INSTRUCTIONS FOR THE TASK: Emit the entire listing verbatim.

AVAILABLE RECORDS:

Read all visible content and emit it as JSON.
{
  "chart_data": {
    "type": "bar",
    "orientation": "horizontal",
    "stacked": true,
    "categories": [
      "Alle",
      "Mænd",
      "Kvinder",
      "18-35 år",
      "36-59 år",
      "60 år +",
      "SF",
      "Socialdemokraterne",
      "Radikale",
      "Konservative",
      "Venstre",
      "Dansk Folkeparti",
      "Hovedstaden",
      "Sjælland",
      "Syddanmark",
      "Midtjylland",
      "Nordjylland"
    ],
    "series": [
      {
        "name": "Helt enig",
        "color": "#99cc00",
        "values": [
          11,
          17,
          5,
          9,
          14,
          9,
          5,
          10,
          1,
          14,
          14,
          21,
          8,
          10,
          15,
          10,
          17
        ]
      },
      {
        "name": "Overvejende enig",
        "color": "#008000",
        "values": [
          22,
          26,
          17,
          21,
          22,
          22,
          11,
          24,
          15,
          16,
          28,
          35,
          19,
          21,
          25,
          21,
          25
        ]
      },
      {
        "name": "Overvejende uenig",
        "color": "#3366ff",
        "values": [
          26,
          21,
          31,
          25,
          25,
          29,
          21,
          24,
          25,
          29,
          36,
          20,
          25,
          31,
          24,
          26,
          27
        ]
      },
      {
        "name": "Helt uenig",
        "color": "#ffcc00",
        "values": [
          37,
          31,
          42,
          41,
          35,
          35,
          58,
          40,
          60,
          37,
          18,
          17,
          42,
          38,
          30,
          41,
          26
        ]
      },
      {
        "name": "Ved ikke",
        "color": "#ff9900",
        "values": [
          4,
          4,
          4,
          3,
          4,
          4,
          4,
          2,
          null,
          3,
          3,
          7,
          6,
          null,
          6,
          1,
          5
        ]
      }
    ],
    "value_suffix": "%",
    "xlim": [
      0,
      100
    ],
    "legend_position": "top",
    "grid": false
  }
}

PROBLEM SOLUTION:
Read all visible content and emit it as JSON.
{
  "chart_data": {
    "type": "bar",
    "orientation": "horizontal",
    "stacked": true,
    "categories": [
      "Alle",
      "Mænd",
      "Kvinder",
      "18-35 år",
      "36-59 år",
      "60 år +",
      "SF",
      "Socialdemokraterne",
      "Radikale",
      "Konservative",
      "Venstre",
      "Dansk Folkeparti",
      "Hovedstaden",
      "Sjælland",
      "Syddanmark",
      "Midtjylland",
      "Nordjylland"
    ],
    "series": [
      {
        "name": "Helt enig",
        "color": "#99cc00",
        "values": [
          11,
          17,
          5,
          9,
          14,
          9,
          5,
          10,
          1,
          14,
          14,
          21,
          8,
          10,
          15,
          10,
          17
        ]
      },
      {
        "name": "Overvejende enig",
        "color": "#008000",
        "values": [
          22,
          26,
          17,
          21,
          22,
          22,
          11,
          24,
          15,
          16,
          28,
          35,
          19,
          21,
          25,
          21,
          25
        ]
      },
      {
        "name": "Overvejende uenig",
        "color": "#3366ff",
        "values": [
          26,
          21,
          31,
          25,
          25,
          29,
          21,
          24,
          25,
          29,
          36,
          20,
          25,
          31,
          24,
          26,
          27
        ]
      },
      {
        "name": "Helt uenig",
        "color": "#ffcc00",
        "values": [
          37,
          31,
          42,
          41,
          35,
          35,
          58,
          40,
          60,
          37,
          18,
          17,
          42,
          38,
          30,
          41,
          26
        ]
      },
      {
        "name": "Ved ikke",
        "color": "#ff9900",
        "values": [
          4,
          4,
          4,
          3,
          4,
          4,
          4,
          2,
          null,
          3,
          3,
          7,
          6,
          null,
          6,
          1,
          5
        ]
      }
    ],
    "value_suffix": "%",
    "xlim": [
      0,
      100
    ],
    "legend_position": "top",
    "grid": false
  }
}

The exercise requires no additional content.